- **Request**: How many lines in this material include the string "reconnaissant"? Answer with the number and nothing further.

(Data records)
>> Begin
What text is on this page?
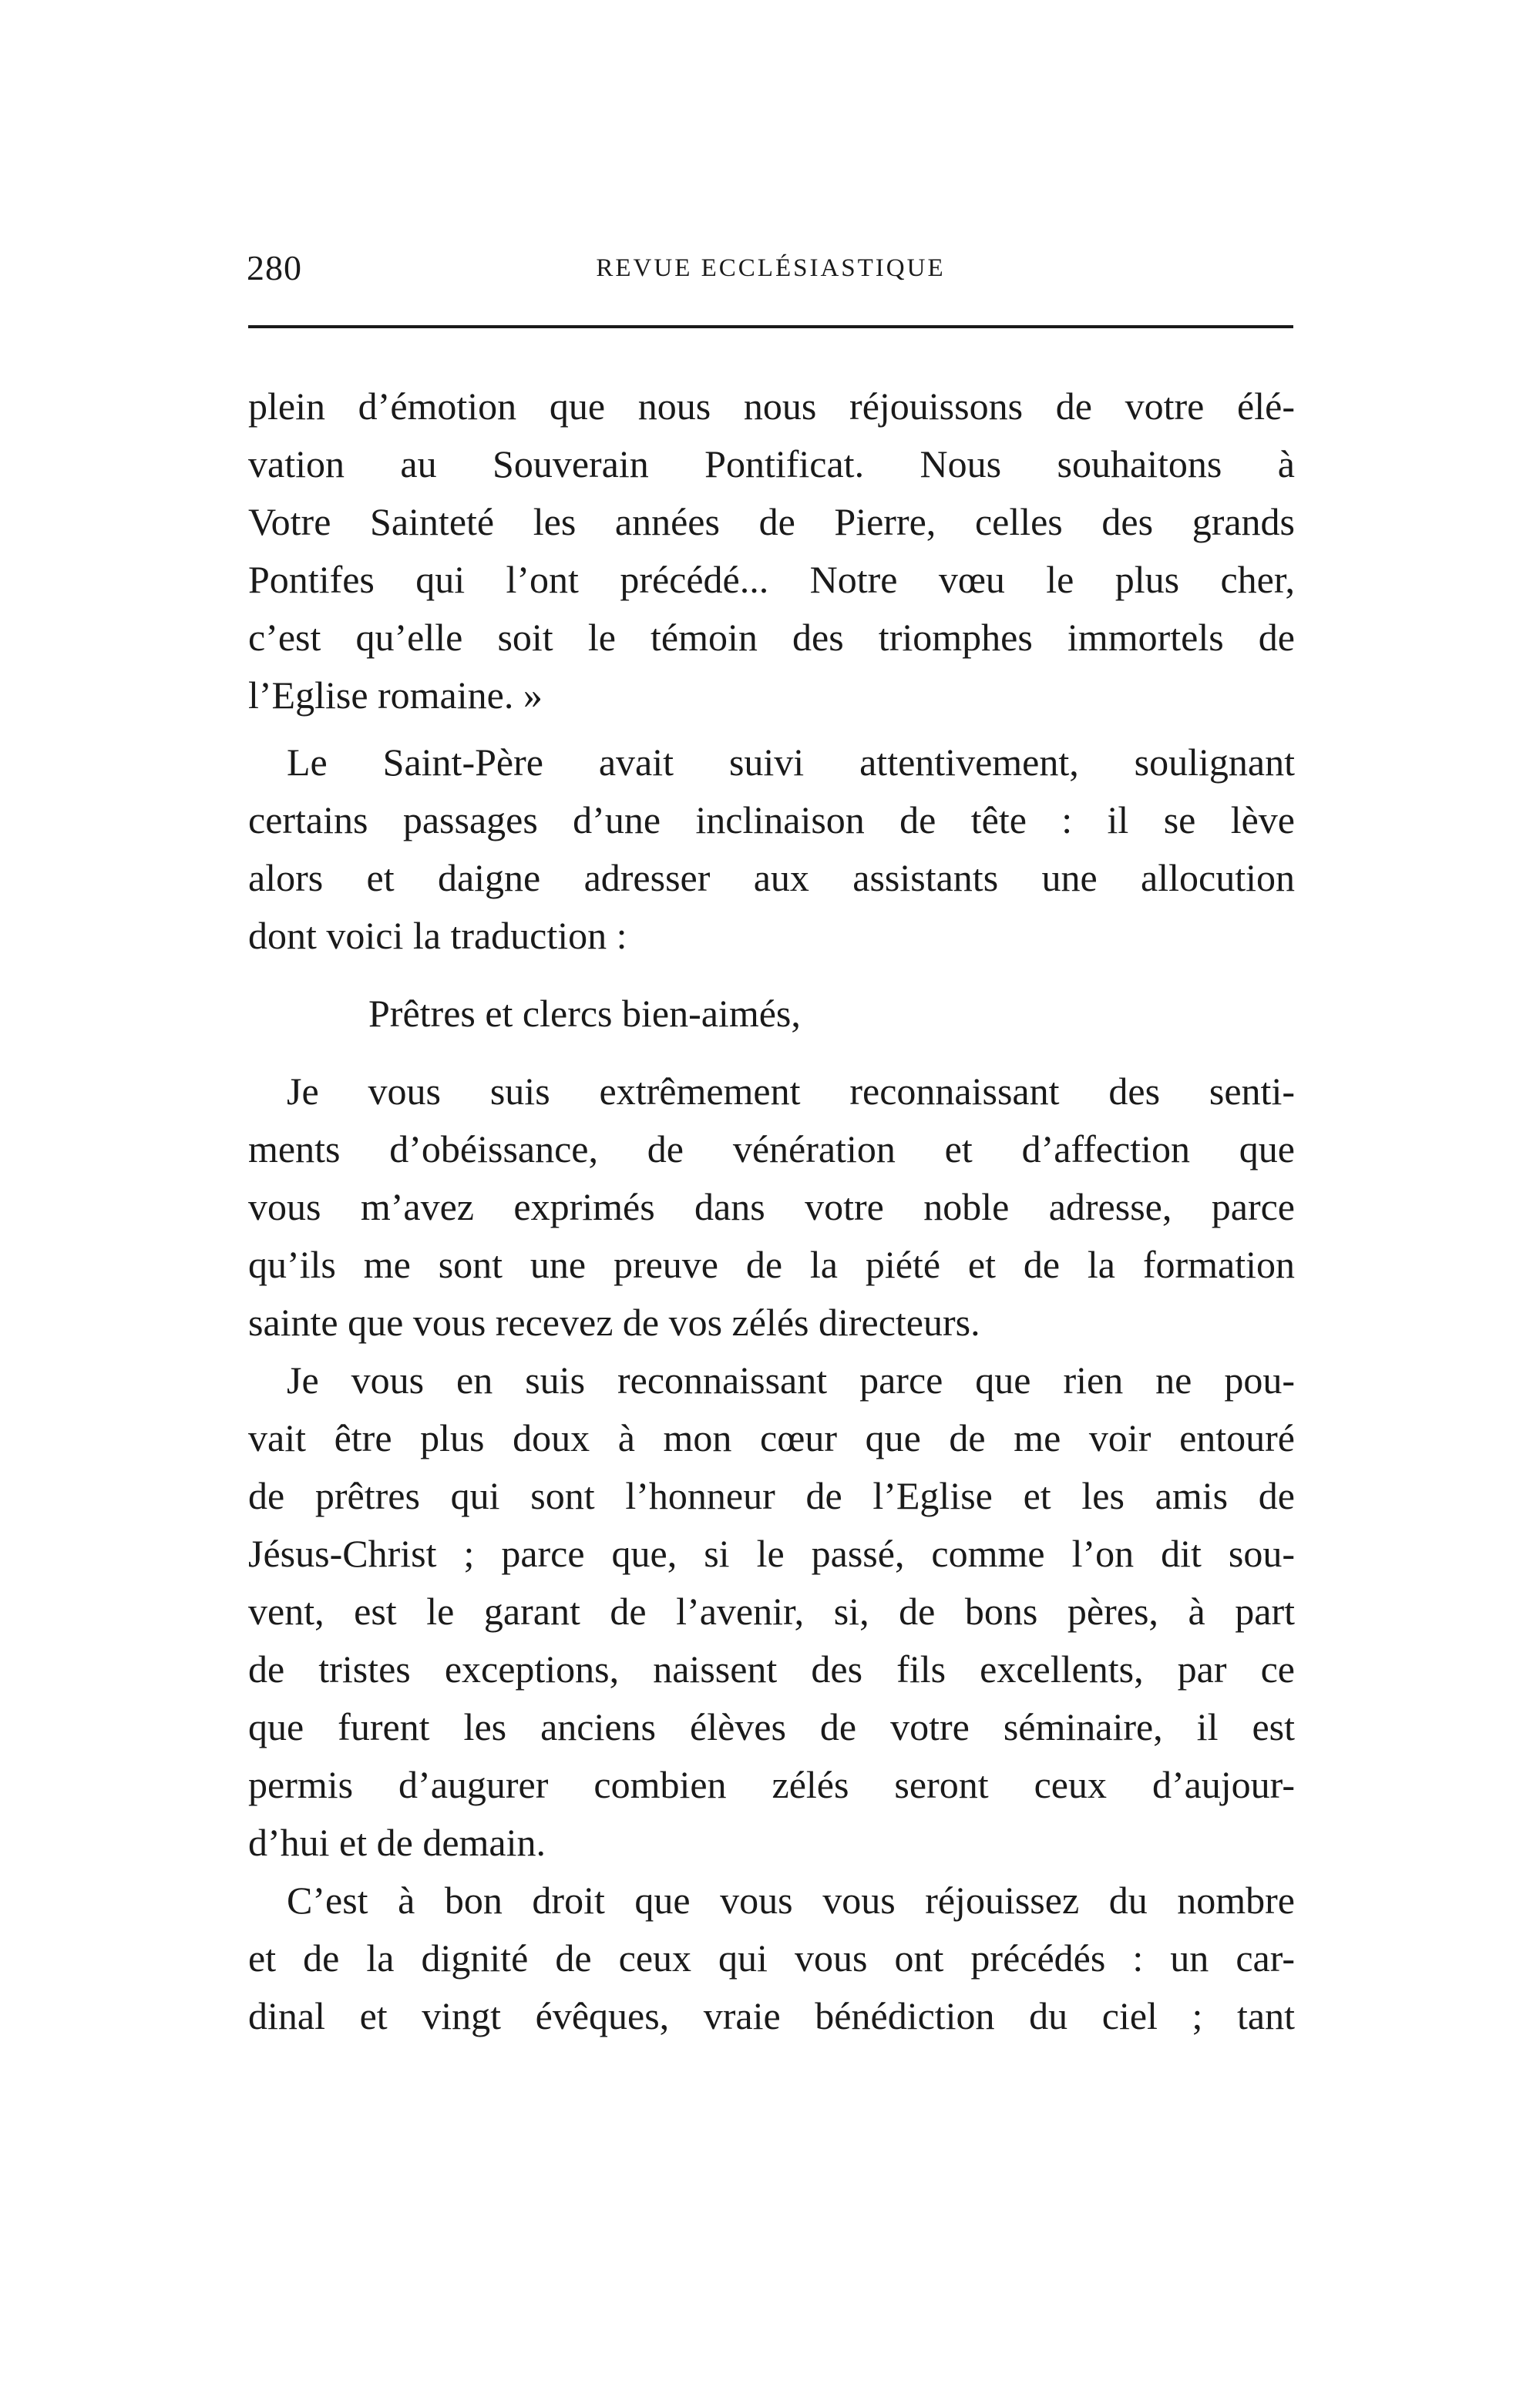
280	REVUE ECCLÉSIASTIQUE
plein d’émotion que nous nous réjouissons de votre élé-
vation au Souverain Pontificat. Nous souhaitons à
Votre Sainteté les années de Pierre, celles des grands
Pontifes qui l’ont précédé... Notre vœu le plus cher,
c’est qu’elle soit le témoin des triomphes immortels de
l’Eglise romaine. »
Le Saint-Père avait suivi attentivement, soulignant
certains passages d’une inclinaison de tête : il se lève
alors et daigne adresser aux assistants une allocution
dont voici la traduction :
Prêtres et clercs bien-aimés,
Je vous suis extrêmement reconnaissant des senti-
ments d’obéissance, de vénération et d’affection que
vous m’avez exprimés dans votre noble adresse, parce
qu’ils me sont une preuve de la piété et de la formation
sainte que vous recevez de vos zélés directeurs.
Je vous en suis reconnaissant parce que rien ne pou-
vait être plus doux à mon cœur que de me voir entouré
de prêtres qui sont l’honneur de l’Eglise et les amis de
Jésus-Christ ; parce que, si le passé, comme l’on dit sou-
vent, est le garant de l’avenir, si, de bons pères, à part
de tristes exceptions, naissent des fils excellents, par ce
que furent les anciens élèves de votre séminaire, il est
permis d’augurer combien zélés seront ceux d’aujour-
d’hui et de demain.
C’est à bon droit que vous vous réjouissez du nombre
et de la dignité de ceux qui vous ont précédés : un car-
dinal et vingt évêques, vraie bénédiction du ciel ; tant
>> End
- **Finished answer**: 2